"""

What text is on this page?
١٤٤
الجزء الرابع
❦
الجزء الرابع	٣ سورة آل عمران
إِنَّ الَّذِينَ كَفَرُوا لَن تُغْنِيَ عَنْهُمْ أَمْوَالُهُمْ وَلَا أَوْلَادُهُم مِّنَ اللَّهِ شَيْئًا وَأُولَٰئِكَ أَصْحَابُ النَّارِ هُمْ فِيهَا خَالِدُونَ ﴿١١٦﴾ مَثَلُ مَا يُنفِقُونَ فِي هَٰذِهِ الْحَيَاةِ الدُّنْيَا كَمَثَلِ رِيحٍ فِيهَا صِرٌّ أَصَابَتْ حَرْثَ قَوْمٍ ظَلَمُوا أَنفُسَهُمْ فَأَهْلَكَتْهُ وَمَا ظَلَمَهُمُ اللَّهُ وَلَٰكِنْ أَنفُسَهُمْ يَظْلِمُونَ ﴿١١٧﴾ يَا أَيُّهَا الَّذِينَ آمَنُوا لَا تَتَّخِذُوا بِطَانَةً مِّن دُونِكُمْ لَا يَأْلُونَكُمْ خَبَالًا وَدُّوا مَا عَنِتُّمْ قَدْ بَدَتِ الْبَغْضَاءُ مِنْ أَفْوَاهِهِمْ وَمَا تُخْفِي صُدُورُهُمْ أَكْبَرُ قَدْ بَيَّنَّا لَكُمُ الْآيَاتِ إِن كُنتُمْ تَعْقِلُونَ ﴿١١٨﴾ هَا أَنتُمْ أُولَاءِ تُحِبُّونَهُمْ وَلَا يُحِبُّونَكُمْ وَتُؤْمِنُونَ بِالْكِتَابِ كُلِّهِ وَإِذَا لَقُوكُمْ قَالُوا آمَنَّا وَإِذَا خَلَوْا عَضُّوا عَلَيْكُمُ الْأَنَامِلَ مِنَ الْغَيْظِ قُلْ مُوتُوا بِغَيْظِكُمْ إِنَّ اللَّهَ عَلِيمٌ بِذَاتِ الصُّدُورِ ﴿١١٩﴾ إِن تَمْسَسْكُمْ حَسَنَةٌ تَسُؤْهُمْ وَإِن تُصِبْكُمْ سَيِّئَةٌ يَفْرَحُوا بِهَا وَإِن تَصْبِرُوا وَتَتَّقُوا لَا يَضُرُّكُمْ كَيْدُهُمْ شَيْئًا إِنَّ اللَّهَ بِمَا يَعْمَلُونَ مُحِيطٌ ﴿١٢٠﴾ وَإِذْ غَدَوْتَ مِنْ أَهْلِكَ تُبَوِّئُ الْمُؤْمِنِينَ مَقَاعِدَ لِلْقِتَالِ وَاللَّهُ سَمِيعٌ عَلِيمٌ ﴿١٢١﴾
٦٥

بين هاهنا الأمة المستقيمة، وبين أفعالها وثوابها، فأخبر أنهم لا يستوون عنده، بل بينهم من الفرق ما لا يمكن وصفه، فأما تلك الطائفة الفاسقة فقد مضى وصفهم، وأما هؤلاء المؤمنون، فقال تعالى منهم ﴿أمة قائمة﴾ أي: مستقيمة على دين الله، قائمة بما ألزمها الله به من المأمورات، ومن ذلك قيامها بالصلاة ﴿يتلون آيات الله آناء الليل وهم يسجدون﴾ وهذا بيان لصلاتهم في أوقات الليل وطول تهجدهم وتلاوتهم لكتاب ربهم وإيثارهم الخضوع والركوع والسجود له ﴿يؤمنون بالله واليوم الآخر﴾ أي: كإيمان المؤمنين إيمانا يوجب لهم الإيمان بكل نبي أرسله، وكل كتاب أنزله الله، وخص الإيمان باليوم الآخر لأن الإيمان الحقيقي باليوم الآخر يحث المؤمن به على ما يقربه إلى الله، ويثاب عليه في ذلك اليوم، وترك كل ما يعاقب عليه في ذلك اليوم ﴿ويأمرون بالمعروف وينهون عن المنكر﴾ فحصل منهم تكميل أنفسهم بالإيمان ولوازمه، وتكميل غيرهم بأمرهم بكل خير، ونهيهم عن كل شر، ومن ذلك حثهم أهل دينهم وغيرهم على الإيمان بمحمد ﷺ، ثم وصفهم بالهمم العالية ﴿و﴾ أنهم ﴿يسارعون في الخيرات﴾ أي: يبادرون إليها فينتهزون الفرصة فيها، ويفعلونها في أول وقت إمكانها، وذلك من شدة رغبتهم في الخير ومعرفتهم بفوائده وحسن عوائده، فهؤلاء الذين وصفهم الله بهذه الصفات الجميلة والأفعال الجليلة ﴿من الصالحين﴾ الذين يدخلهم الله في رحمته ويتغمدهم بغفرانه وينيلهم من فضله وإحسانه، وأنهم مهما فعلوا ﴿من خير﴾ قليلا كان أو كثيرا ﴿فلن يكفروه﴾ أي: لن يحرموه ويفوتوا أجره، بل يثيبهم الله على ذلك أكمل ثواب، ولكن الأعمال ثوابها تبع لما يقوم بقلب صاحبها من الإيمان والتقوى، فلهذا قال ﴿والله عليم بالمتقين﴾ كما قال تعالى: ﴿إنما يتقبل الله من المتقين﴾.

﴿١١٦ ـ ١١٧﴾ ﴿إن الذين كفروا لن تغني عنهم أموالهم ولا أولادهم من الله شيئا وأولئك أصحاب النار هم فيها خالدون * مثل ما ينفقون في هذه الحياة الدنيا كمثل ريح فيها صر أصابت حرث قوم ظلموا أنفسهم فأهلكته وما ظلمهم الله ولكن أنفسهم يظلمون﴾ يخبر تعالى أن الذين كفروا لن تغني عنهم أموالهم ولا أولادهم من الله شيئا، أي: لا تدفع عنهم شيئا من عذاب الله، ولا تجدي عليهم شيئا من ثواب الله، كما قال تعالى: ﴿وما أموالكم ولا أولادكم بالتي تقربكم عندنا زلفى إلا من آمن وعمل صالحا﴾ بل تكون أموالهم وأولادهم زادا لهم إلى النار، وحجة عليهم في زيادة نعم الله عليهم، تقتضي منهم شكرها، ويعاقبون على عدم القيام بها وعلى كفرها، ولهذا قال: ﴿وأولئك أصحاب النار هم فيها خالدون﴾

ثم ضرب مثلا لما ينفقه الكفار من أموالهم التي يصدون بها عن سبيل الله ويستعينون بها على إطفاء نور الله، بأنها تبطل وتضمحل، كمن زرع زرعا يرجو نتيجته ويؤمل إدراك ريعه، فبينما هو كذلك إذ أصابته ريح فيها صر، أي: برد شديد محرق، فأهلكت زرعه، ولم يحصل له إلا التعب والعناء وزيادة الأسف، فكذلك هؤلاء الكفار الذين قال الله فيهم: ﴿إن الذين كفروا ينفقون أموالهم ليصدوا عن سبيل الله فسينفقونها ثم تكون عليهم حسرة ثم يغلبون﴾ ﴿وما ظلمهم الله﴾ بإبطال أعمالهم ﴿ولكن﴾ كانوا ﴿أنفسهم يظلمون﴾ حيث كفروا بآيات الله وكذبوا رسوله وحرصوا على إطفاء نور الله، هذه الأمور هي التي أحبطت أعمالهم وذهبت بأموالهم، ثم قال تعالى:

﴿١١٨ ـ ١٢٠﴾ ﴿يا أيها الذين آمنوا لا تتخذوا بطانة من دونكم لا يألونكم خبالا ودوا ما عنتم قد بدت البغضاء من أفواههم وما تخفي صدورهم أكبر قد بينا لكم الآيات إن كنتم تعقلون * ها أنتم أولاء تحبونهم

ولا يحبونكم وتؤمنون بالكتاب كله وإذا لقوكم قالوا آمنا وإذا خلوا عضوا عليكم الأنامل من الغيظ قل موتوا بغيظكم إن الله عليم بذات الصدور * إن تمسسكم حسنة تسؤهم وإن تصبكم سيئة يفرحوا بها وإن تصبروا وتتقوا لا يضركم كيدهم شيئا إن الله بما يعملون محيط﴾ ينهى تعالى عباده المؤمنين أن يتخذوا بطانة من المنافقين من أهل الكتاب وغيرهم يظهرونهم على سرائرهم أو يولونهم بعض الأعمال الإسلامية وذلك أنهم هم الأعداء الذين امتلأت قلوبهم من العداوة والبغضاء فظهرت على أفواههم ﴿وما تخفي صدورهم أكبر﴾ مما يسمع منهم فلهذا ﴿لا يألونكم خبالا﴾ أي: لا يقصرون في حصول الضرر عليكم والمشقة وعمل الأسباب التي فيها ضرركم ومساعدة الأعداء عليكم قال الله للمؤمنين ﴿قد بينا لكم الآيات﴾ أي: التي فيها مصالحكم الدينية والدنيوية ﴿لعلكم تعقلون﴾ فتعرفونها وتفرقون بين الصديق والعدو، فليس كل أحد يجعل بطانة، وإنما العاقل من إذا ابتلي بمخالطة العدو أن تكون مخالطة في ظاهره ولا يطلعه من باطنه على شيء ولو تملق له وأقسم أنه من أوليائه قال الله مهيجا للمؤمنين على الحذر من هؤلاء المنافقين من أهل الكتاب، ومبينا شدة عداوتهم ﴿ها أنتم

"""
"""

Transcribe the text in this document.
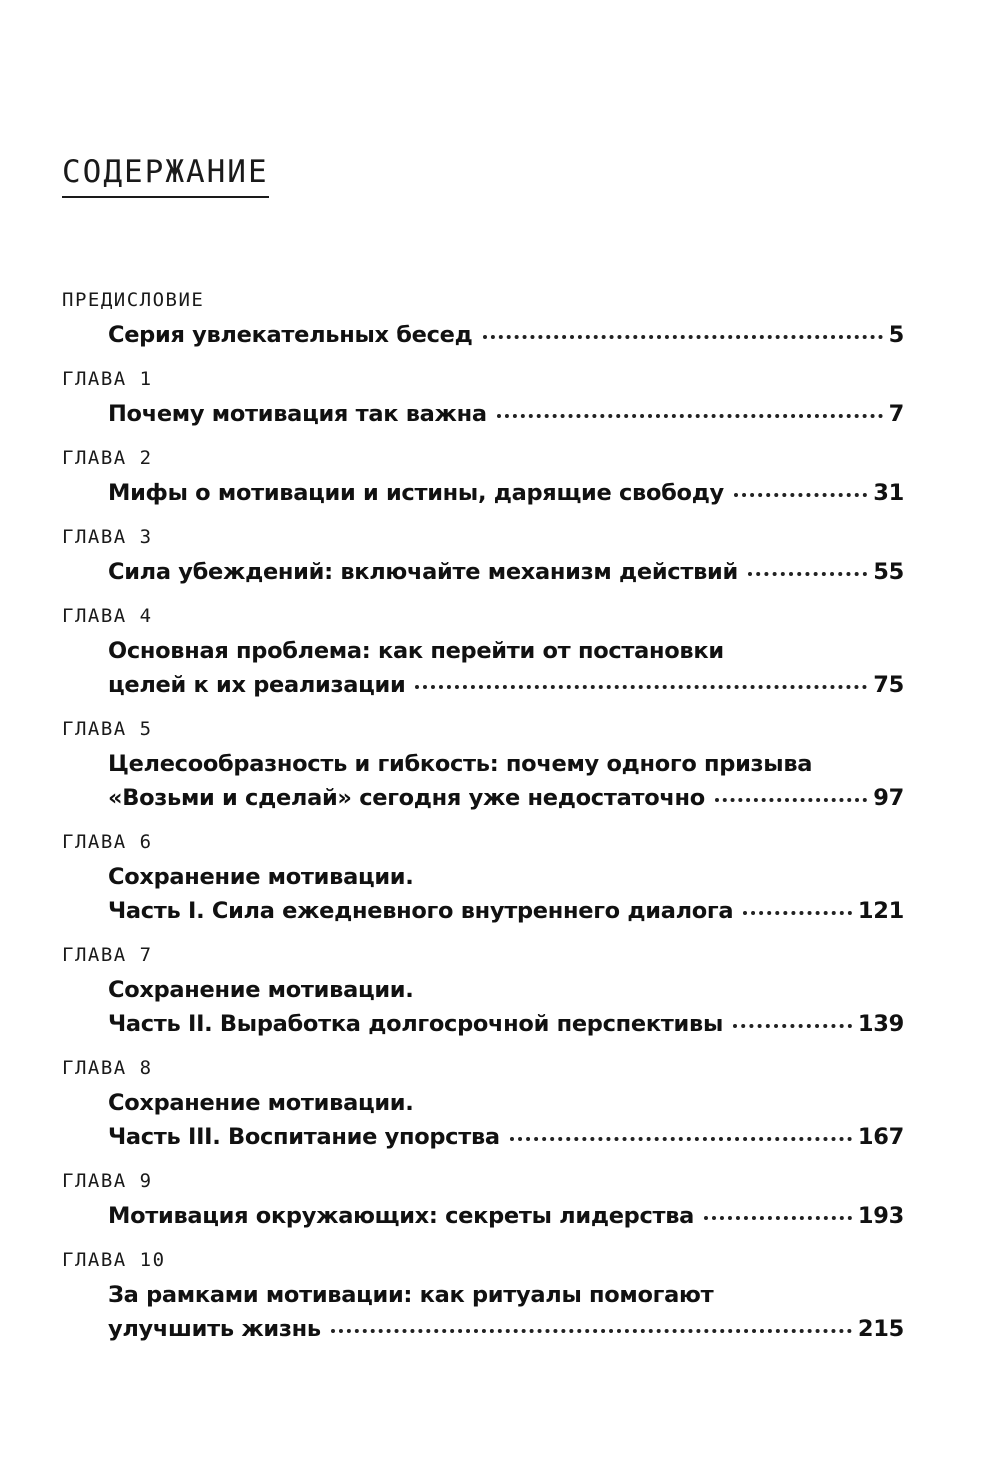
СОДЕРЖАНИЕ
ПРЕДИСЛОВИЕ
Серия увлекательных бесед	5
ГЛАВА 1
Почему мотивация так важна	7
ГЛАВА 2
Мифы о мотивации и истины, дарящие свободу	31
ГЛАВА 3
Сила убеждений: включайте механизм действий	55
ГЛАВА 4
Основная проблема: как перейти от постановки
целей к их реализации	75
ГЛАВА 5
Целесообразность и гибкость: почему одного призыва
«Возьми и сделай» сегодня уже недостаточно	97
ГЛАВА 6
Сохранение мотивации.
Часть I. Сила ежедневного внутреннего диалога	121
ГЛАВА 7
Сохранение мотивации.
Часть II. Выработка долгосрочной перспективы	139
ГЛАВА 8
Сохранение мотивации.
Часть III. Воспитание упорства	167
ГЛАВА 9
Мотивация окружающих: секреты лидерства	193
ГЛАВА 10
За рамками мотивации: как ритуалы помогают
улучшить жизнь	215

"""

Where a line above holds the string "text", show that line.

What text is on this page?
Transcribe the text in this document.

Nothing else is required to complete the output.